** start **

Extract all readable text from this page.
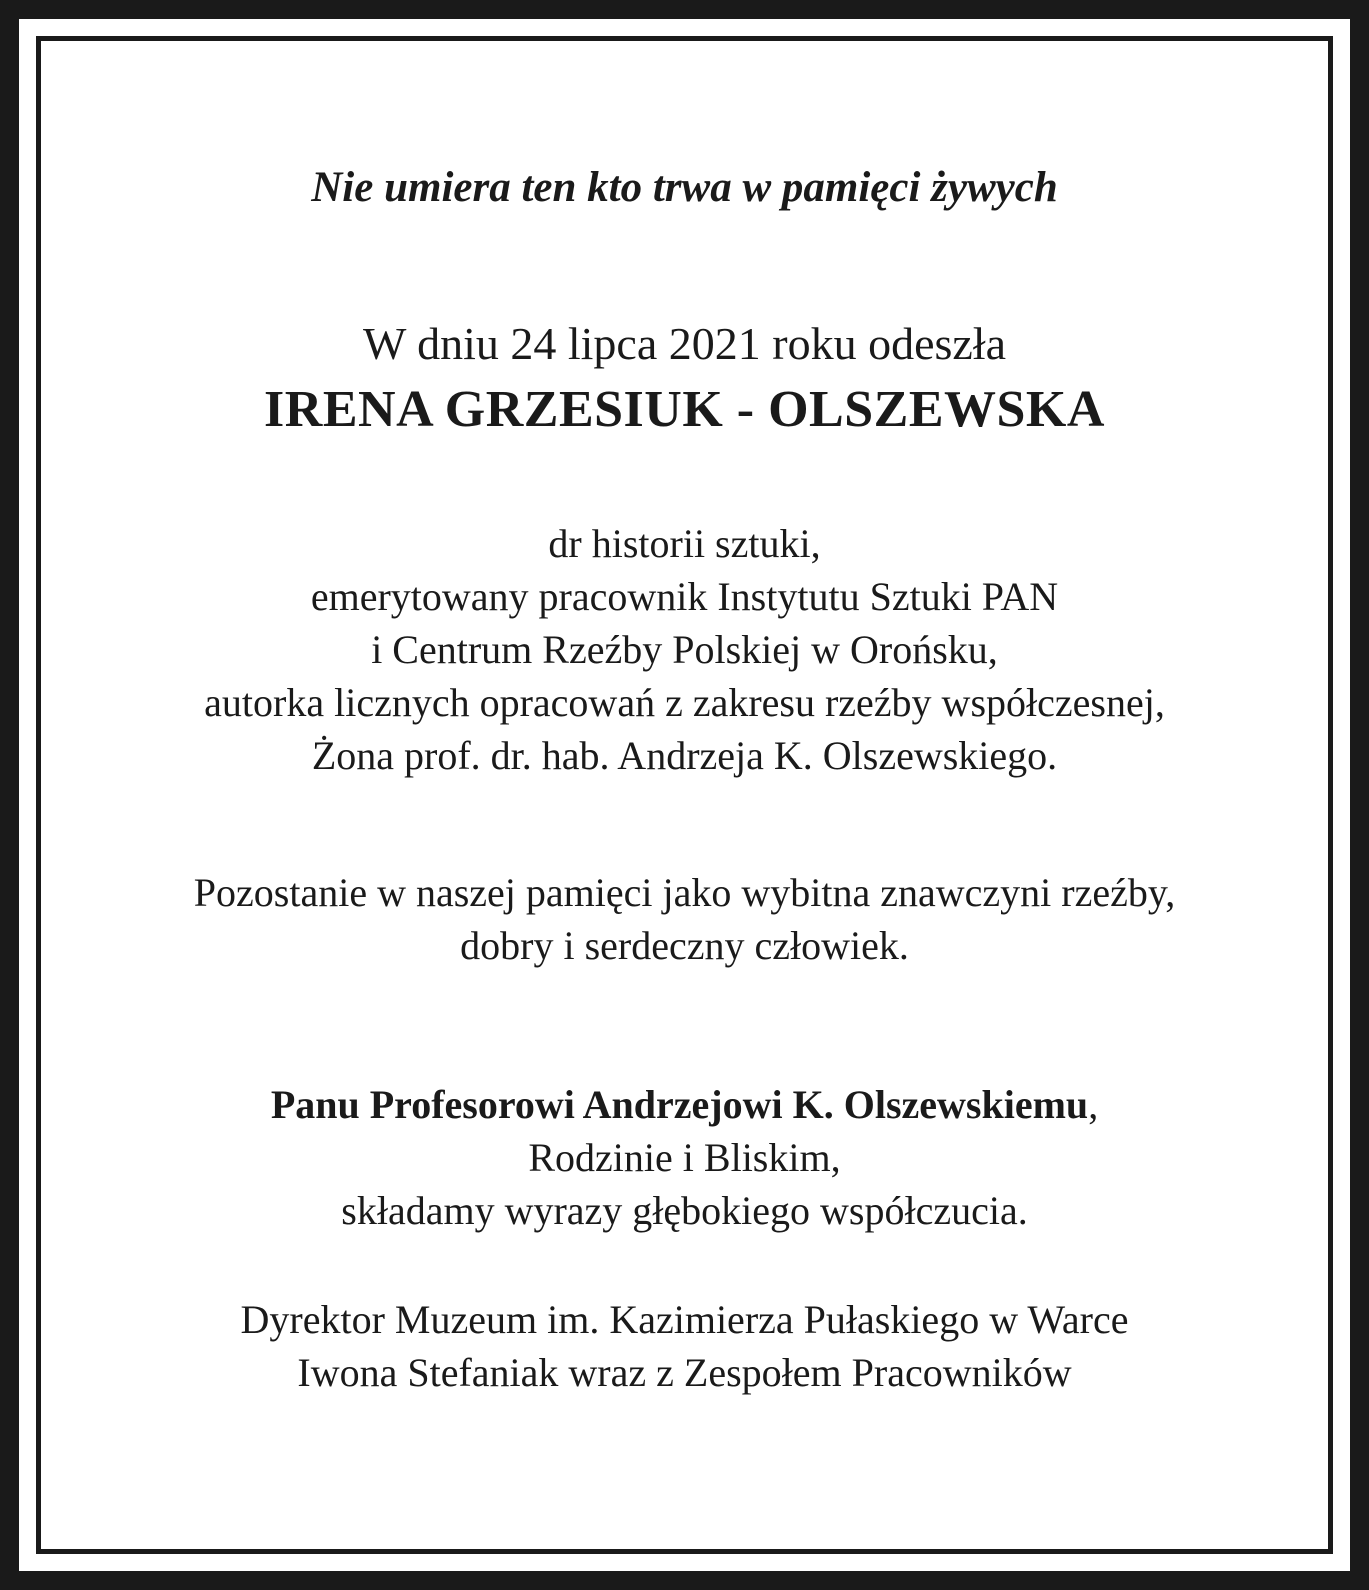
Nie umiera ten kto trwa w pamięci żywych
W dniu 24 lipca 2021 roku odeszła
IRENA GRZESIUK - OLSZEWSKA
dr historii sztuki,
emerytowany pracownik Instytutu Sztuki PAN
i Centrum Rzeźby Polskiej w Orońsku,
autorka licznych opracowań z zakresu rzeźby współczesnej,
Żona prof. dr. hab. Andrzeja K. Olszewskiego.
Pozostanie w naszej pamięci jako wybitna znawczyni rzeźby,
dobry i serdeczny człowiek.
Panu Profesorowi Andrzejowi K. Olszewskiemu,
Rodzinie i Bliskim,
składamy wyrazy głębokiego współczucia.
Dyrektor Muzeum im. Kazimierza Pułaskiego w Warce
Iwona Stefaniak wraz z Zespołem Pracowników
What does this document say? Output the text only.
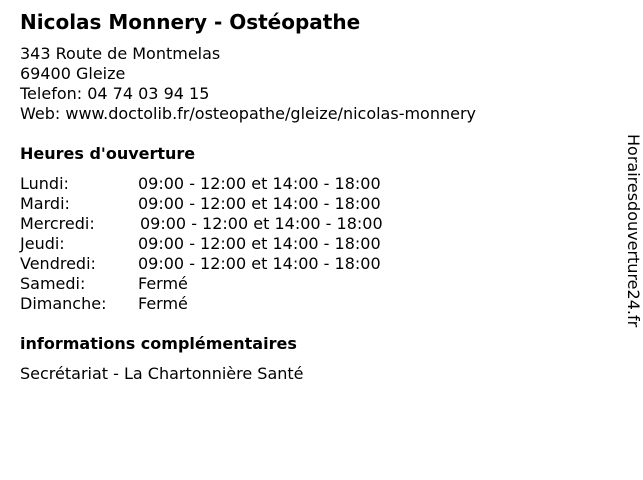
Nicolas Monnery - Ostéopathe
343 Route de Montmelas
69400 Gleize
Telefon: 04 74 03 94 15
Web: www.doctolib.fr/osteopathe/gleize/nicolas-monnery
Heures d'ouverture
Lundi:	09:00 - 12:00 et 14:00 - 18:00
Mardi:	09:00 - 12:00 et 14:00 - 18:00
Mercredi:	09:00 - 12:00 et 14:00 - 18:00
Jeudi:	09:00 - 12:00 et 14:00 - 18:00
Vendredi:	09:00 - 12:00 et 14:00 - 18:00
Samedi:	Fermé
Dimanche:	Fermé
informations complémentaires
Secrétariat - La Chartonnière Santé
Horairesdouverture24.fr
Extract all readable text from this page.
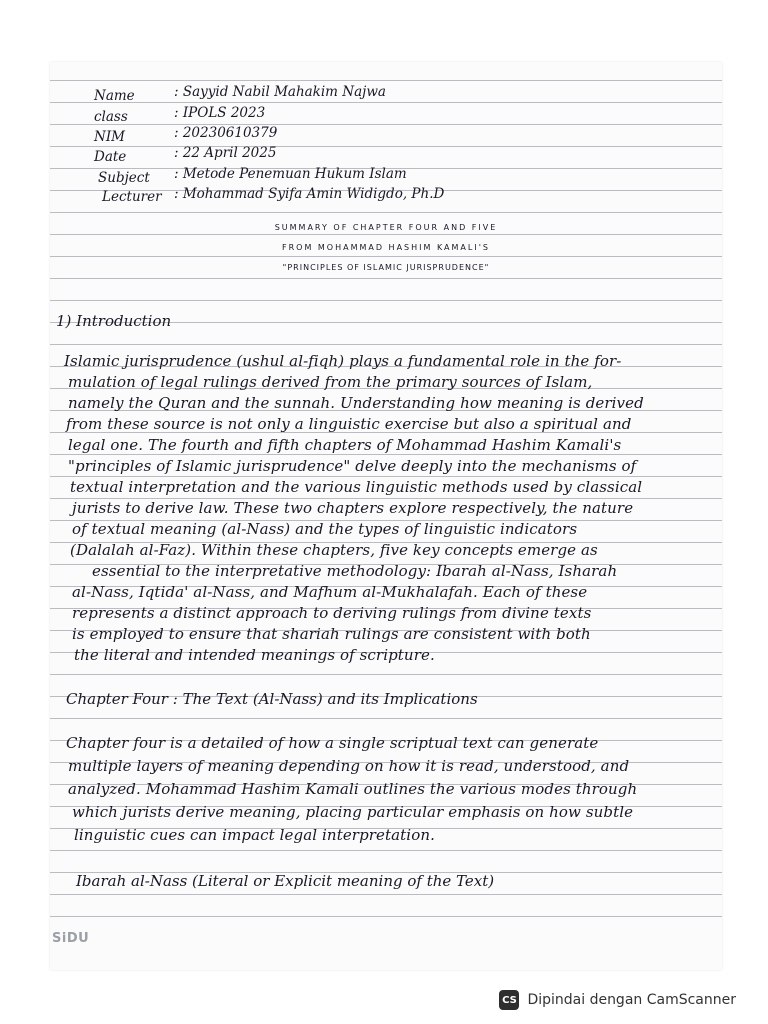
Name	: Sayyid Nabil Mahakim Najwa
class	: IPOLS 2023
NIM	: 20230610379
Date	: 22 April 2025
Subject : Metode Penemuan Hukum Islam
Lecturer : Mohammad Syifa Amin Widigdo, Ph.D
SUMMARY OF CHAPTER FOUR AND FIVE
FROM MOHAMMAD HASHIM KAMALI'S
"PRINCIPLES OF ISLAMIC JURISPRUDENCE"
1) Introduction
Islamic jurisprudence (ushul al-fiqh) plays a fundamental role in the for-
mulation of legal rulings derived from the primary sources of Islam,
namely the Quran and the sunnah. Understanding how meaning is derived
from these source is not only a linguistic exercise but also a spiritual and
legal one. The fourth and fifth chapters of Mohammad Hashim Kamali's
"principles of Islamic jurisprudence" delve deeply into the mechanisms of
textual interpretation and the various linguistic methods used by classical
jurists to derive law. These two chapters explore respectively, the nature
of textual meaning (al-Nass) and the types of linguistic indicators
(Dalalah al-Faz). Within these chapters, five key concepts emerge as
essential to the interpretative methodology: Ibarah al-Nass, Isharah
al-Nass, Iqtida' al-Nass, and Mafhum al-Mukhalafah. Each of these
represents a distinct approach to deriving rulings from divine texts
is employed to ensure that shariah rulings are consistent with both
the literal and intended meanings of scripture.
Chapter Four : The Text (Al-Nass) and its Implications
Chapter four is a detailed of how a single scriptual text can generate
multiple layers of meaning depending on how it is read, understood, and
analyzed. Mohammad Hashim Kamali outlines the various modes through
which jurists derive meaning, placing particular emphasis on how subtle
linguistic cues can impact legal interpretation.
Ibarah al-Nass (Literal or Explicit meaning of the Text)
SiDU
CS Dipindai dengan CamScanner
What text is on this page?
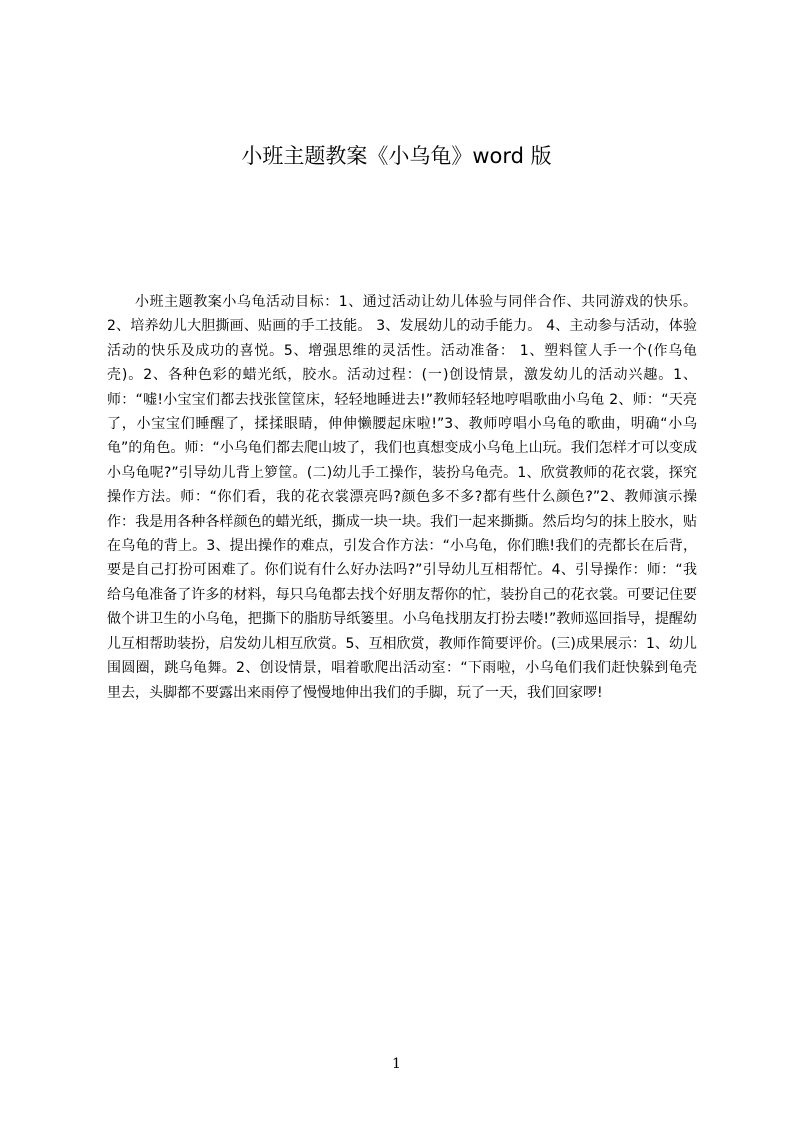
小班主题教案《小乌龟》word 版

小班主题教案小乌龟活动目标：1、通过活动让幼儿体验与同伴合作、共同游戏的快乐。2、培养幼儿大胆撕画、贴画的手工技能。 3、发展幼儿的动手能力。 4、主动参与活动，体验活动的快乐及成功的喜悦。5、增强思维的灵活性。活动准备： 1、塑料筐人手一个(作乌龟壳)。2、各种色彩的蜡光纸，胶水。活动过程：(一)创设情景，激发幼儿的活动兴趣。1、师：“嘘!小宝宝们都去找张筐筐床，轻轻地睡进去!”教师轻轻地哼唱歌曲小乌龟 2、师：“天亮了，小宝宝们睡醒了，揉揉眼睛，伸伸懒腰起床啦!”3、教师哼唱小乌龟的歌曲，明确“小乌龟”的角色。师：“小乌龟们都去爬山坡了，我们也真想变成小乌龟上山玩。我们怎样才可以变成小乌龟呢?”引导幼儿背上箩筐。(二)幼儿手工操作，装扮乌龟壳。1、欣赏教师的花衣裳，探究操作方法。师：“你们看，我的花衣裳漂亮吗?颜色多不多?都有些什么颜色?”2、教师演示操作：我是用各种各样颜色的蜡光纸，撕成一块一块。我们一起来撕撕。然后均匀的抹上胶水，贴在乌龟的背上。3、提出操作的难点，引发合作方法：“小乌龟，你们瞧!我们的壳都长在后背，要是自己打扮可困难了。你们说有什么好办法吗?”引导幼儿互相帮忙。4、引导操作：师：“我给乌龟准备了许多的材料，每只乌龟都去找个好朋友帮你的忙，装扮自己的花衣裳。可要记住要做个讲卫生的小乌龟，把撕下的脂肪导纸篓里。小乌龟找朋友打扮去喽!”教师巡回指导，提醒幼儿互相帮助装扮，启发幼儿相互欣赏。5、互相欣赏，教师作简要评价。(三)成果展示：1、幼儿围圆圈，跳乌龟舞。2、创设情景，唱着歌爬出活动室：“下雨啦，小乌龟们我们赶快躲到龟壳里去，头脚都不要露出来雨停了慢慢地伸出我们的手脚，玩了一天，我们回家啰!

1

** end **

*SET EXERCISE*
Retype exactly, and only, the lines from the one containing "What text is on this page?" through the end of the material, leaving aside every picture.

*TASK RESULT*
What text is on this page?
小班主题教案《小乌龟》word 版

小班主题教案小乌龟活动目标：1、通过活动让幼儿体验与同伴合作、共同游戏的快乐。2、培养幼儿大胆撕画、贴画的手工技能。 3、发展幼儿的动手能力。 4、主动参与活动，体验活动的快乐及成功的喜悦。5、增强思维的灵活性。活动准备： 1、塑料筐人手一个(作乌龟壳)。2、各种色彩的蜡光纸，胶水。活动过程：(一)创设情景，激发幼儿的活动兴趣。1、师：“嘘!小宝宝们都去找张筐筐床，轻轻地睡进去!”教师轻轻地哼唱歌曲小乌龟 2、师：“天亮了，小宝宝们睡醒了，揉揉眼睛，伸伸懒腰起床啦!”3、教师哼唱小乌龟的歌曲，明确“小乌龟”的角色。师：“小乌龟们都去爬山坡了，我们也真想变成小乌龟上山玩。我们怎样才可以变成小乌龟呢?”引导幼儿背上箩筐。(二)幼儿手工操作，装扮乌龟壳。1、欣赏教师的花衣裳，探究操作方法。师：“你们看，我的花衣裳漂亮吗?颜色多不多?都有些什么颜色?”2、教师演示操作：我是用各种各样颜色的蜡光纸，撕成一块一块。我们一起来撕撕。然后均匀的抹上胶水，贴在乌龟的背上。3、提出操作的难点，引发合作方法：“小乌龟，你们瞧!我们的壳都长在后背，要是自己打扮可困难了。你们说有什么好办法吗?”引导幼儿互相帮忙。4、引导操作：师：“我给乌龟准备了许多的材料，每只乌龟都去找个好朋友帮你的忙，装扮自己的花衣裳。可要记住要做个讲卫生的小乌龟，把撕下的脂肪导纸篓里。小乌龟找朋友打扮去喽!”教师巡回指导，提醒幼儿互相帮助装扮，启发幼儿相互欣赏。5、互相欣赏，教师作简要评价。(三)成果展示：1、幼儿围圆圈，跳乌龟舞。2、创设情景，唱着歌爬出活动室：“下雨啦，小乌龟们我们赶快躲到龟壳里去，头脚都不要露出来雨停了慢慢地伸出我们的手脚，玩了一天，我们回家啰!

1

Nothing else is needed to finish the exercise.